╭─ DATA PROVIDED
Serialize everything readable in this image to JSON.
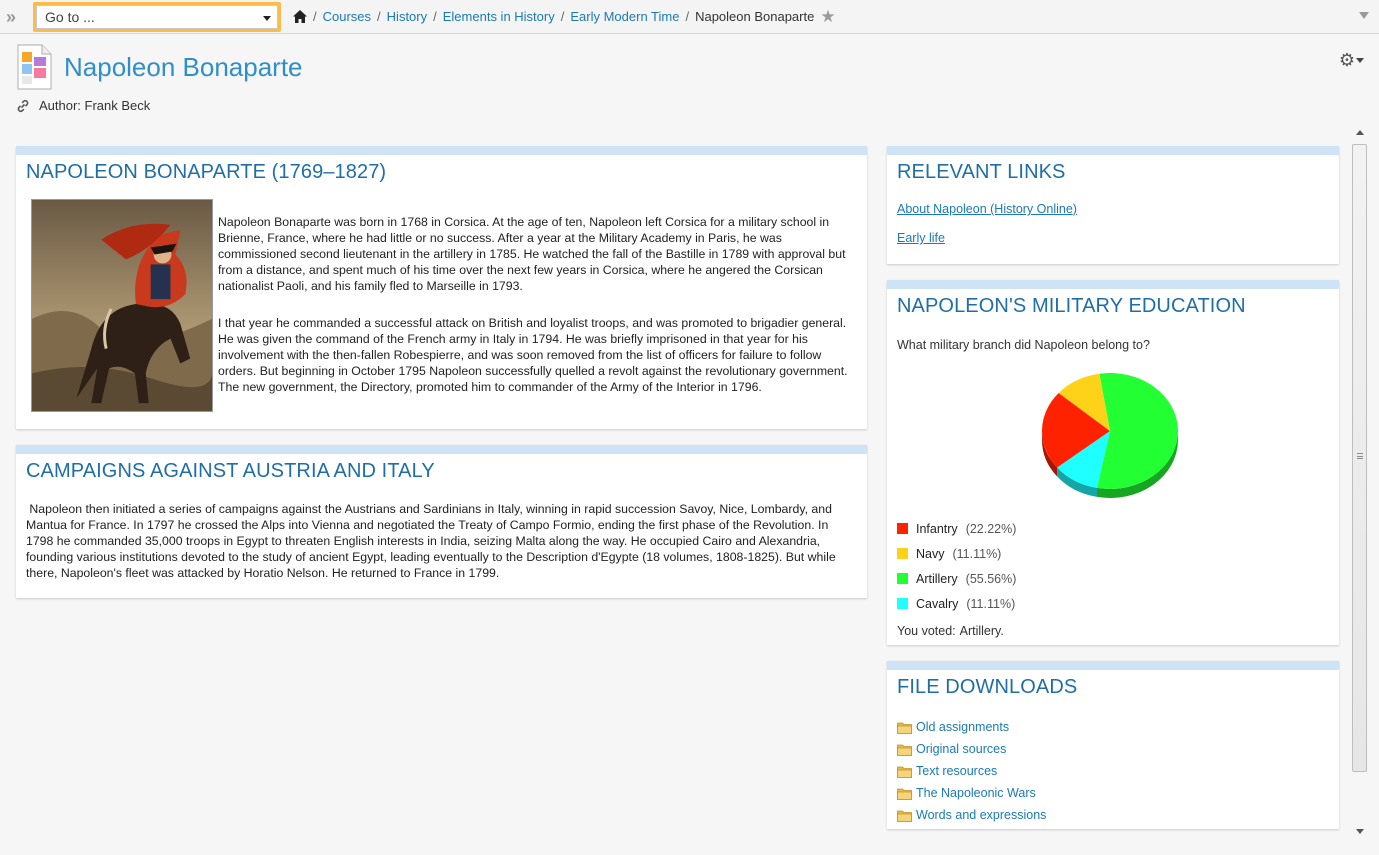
{
  "nav": {
    "goto_placeholder": "Go to ...",
    "breadcrumbs": [
      {
        "label": "Courses"
      },
      {
        "label": "History"
      },
      {
        "label": "Elements in History"
      },
      {
        "label": "Early Modern Time"
      }
    ],
    "current": "Napoleon Bonaparte"
  },
  "header": {
    "title": "Napoleon Bonaparte",
    "author": "Author: Frank Beck"
  },
  "card_bio": {
    "title": "NAPOLEON BONAPARTE (1769–1827)",
    "paragraphs": [
      "Napoleon Bonaparte was born in 1768 in Corsica. At the age of ten, Napoleon left Corsica for a military school in Brienne, France, where he had little or no success. After a year at the Military Academy in Paris, he was commissioned second lieutenant in the artillery in 1785. He watched the fall of the Bastille in 1789 with approval but from a distance, and spent much of his time over the next few years in Corsica, where he angered the Corsican nationalist Paoli, and his family fled to Marseille in 1793.",
      "I that year he commanded a successful attack on British and loyalist troops, and was promoted to brigadier general. He was given the command of the French army in Italy in 1794. He was briefly imprisoned in that year for his involvement with the then-fallen Robespierre, and was soon removed from the list of officers for failure to follow orders. But beginning in October 1795 Napoleon successfully quelled a revolt against the revolutionary government. The new government, the Directory, promoted him to commander of the Army of the Interior in 1796."
    ]
  },
  "card_campaigns": {
    "title": "CAMPAIGNS AGAINST AUSTRIA AND ITALY",
    "text": " Napoleon then initiated a series of campaigns against the Austrians and Sardinians in Italy, winning in rapid succession Savoy, Nice, Lombardy, and Mantua for France. In 1797 he crossed the Alps into Vienna and negotiated the Treaty of Campo Formio, ending the first phase of the Revolution. In 1798 he commanded 35,000 troops in Egypt to threaten English interests in India, seizing Malta along the way. He occupied Cairo and Alexandria, founding various institutions devoted to the study of ancient Egypt, leading eventually to the Description d'Egypte (18 volumes, 1808-1825). But while there, Napoleon's fleet was attacked by Horatio Nelson. He returned to France in 1799."
  },
  "card_links": {
    "title": "RELEVANT LINKS",
    "links": [
      {
        "label": "About Napoleon (History Online)"
      },
      {
        "label": "Early life"
      }
    ]
  },
  "card_poll": {
    "title": "NAPOLEON'S MILITARY EDUCATION",
    "question": "What military branch did Napoleon belong to?",
    "voted_label": "You voted:",
    "voted_value": "Artillery."
  },
  "chart_data": {
    "type": "pie",
    "title": "",
    "categories": [
      "Infantry",
      "Navy",
      "Artillery",
      "Cavalry"
    ],
    "values": [
      22.22,
      11.11,
      55.56,
      11.11
    ],
    "labels": [
      "(22.22%)",
      "(11.11%)",
      "(55.56%)",
      "(11.11%)"
    ],
    "colors": [
      "#ff2200",
      "#ffd21a",
      "#22ff33",
      "#1fffff"
    ],
    "legend_placement": "bottom"
  },
  "card_files": {
    "title": "FILE DOWNLOADS",
    "files": [
      {
        "label": "Old assignments"
      },
      {
        "label": "Original sources"
      },
      {
        "label": "Text resources"
      },
      {
        "label": "The Napoleonic Wars"
      },
      {
        "label": "Words and expressions"
      }
    ]
  }
}
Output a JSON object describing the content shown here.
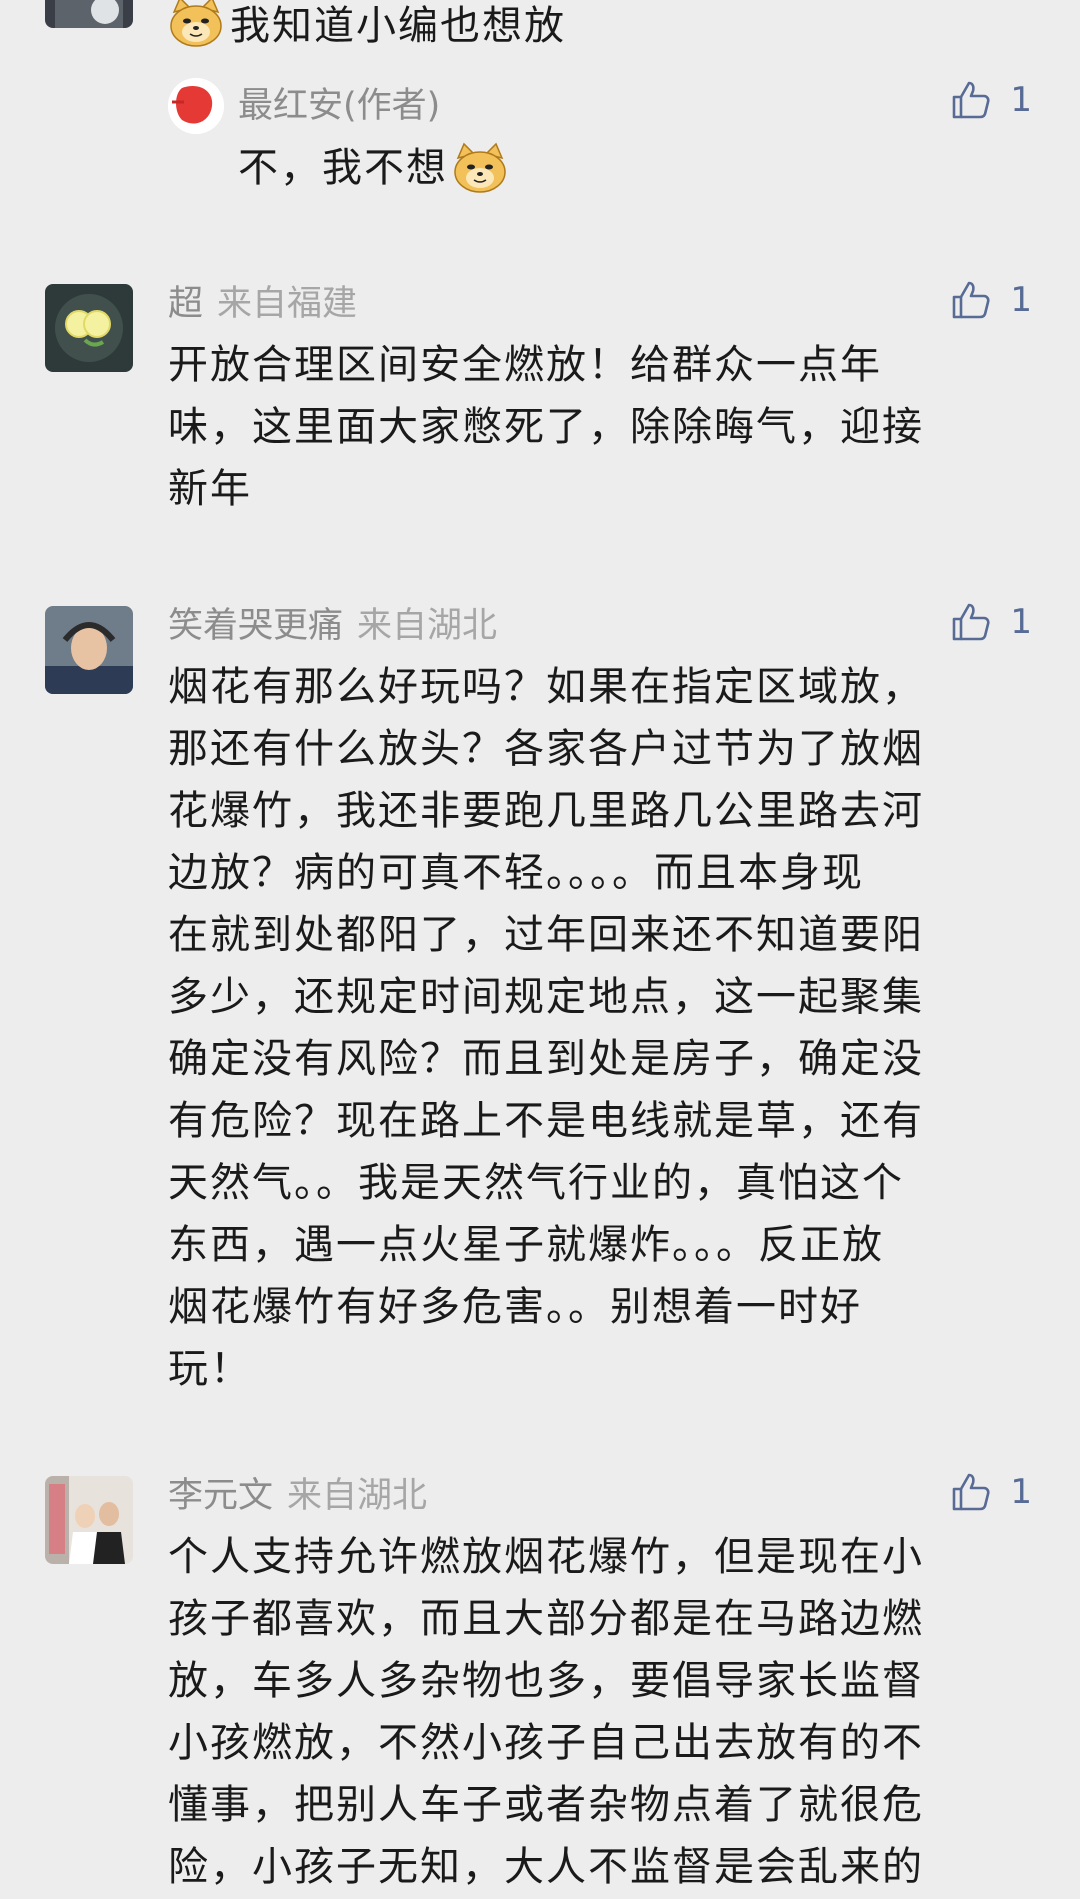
╰─
◆ **EXERCISE**:
Transcribe every line in the entries above, taking out only the images.

◆ **SOLUTION TO THIS EXERCISE**:
Serialize everything readable in this image to JSON.
{
  "nav": {
    "goto_placeholder": "Go to ...",
    "breadcrumbs": [
      {
        "label": "Courses"
      },
      {
        "label": "History"
      },
      {
        "label": "Elements in History"
      },
      {
        "label": "Early Modern Time"
      }
    ],
    "current": "Napoleon Bonaparte"
  },
  "header": {
    "title": "Napoleon Bonaparte",
    "author": "Author: Frank Beck"
  },
  "card_bio": {
    "title": "NAPOLEON BONAPARTE (1769–1827)",
    "paragraphs": [
      "Napoleon Bonaparte was born in 1768 in Corsica. At the age of ten, Napoleon left Corsica for a military school in Brienne, France, where he had little or no success. After a year at the Military Academy in Paris, he was commissioned second lieutenant in the artillery in 1785. He watched the fall of the Bastille in 1789 with approval but from a distance, and spent much of his time over the next few years in Corsica, where he angered the Corsican nationalist Paoli, and his family fled to Marseille in 1793.",
      "I that year he commanded a successful attack on British and loyalist troops, and was promoted to brigadier general. He was given the command of the French army in Italy in 1794. He was briefly imprisoned in that year for his involvement with the then-fallen Robespierre, and was soon removed from the list of officers for failure to follow orders. But beginning in October 1795 Napoleon successfully quelled a revolt against the revolutionary government. The new government, the Directory, promoted him to commander of the Army of the Interior in 1796."
    ]
  },
  "card_campaigns": {
    "title": "CAMPAIGNS AGAINST AUSTRIA AND ITALY",
    "text": " Napoleon then initiated a series of campaigns against the Austrians and Sardinians in Italy, winning in rapid succession Savoy, Nice, Lombardy, and Mantua for France. In 1797 he crossed the Alps into Vienna and negotiated the Treaty of Campo Formio, ending the first phase of the Revolution. In 1798 he commanded 35,000 troops in Egypt to threaten English interests in India, seizing Malta along the way. He occupied Cairo and Alexandria, founding various institutions devoted to the study of ancient Egypt, leading eventually to the Description d'Egypte (18 volumes, 1808-1825). But while there, Napoleon's fleet was attacked by Horatio Nelson. He returned to France in 1799."
  },
  "card_links": {
    "title": "RELEVANT LINKS",
    "links": [
      {
        "label": "About Napoleon (History Online)"
      },
      {
        "label": "Early life"
      }
    ]
  },
  "card_poll": {
    "title": "NAPOLEON'S MILITARY EDUCATION",
    "question": "What military branch did Napoleon belong to?",
    "voted_label": "You voted:",
    "voted_value": "Artillery."
  },
  "chart_data": {
    "type": "pie",
    "title": "",
    "categories": [
      "Infantry",
      "Navy",
      "Artillery",
      "Cavalry"
    ],
    "values": [
      22.22,
      11.11,
      55.56,
      11.11
    ],
    "labels": [
      "(22.22%)",
      "(11.11%)",
      "(55.56%)",
      "(11.11%)"
    ],
    "colors": [
      "#ff2200",
      "#ffd21a",
      "#22ff33",
      "#1fffff"
    ],
    "legend_placement": "bottom"
  },
  "card_files": {
    "title": "FILE DOWNLOADS",
    "files": [
      {
        "label": "Old assignments"
      },
      {
        "label": "Original sources"
      },
      {
        "label": "Text resources"
      },
      {
        "label": "The Napoleonic Wars"
      },
      {
        "label": "Words and expressions"
      }
    ]
  }
}
Output a JSON object describing the content shown here.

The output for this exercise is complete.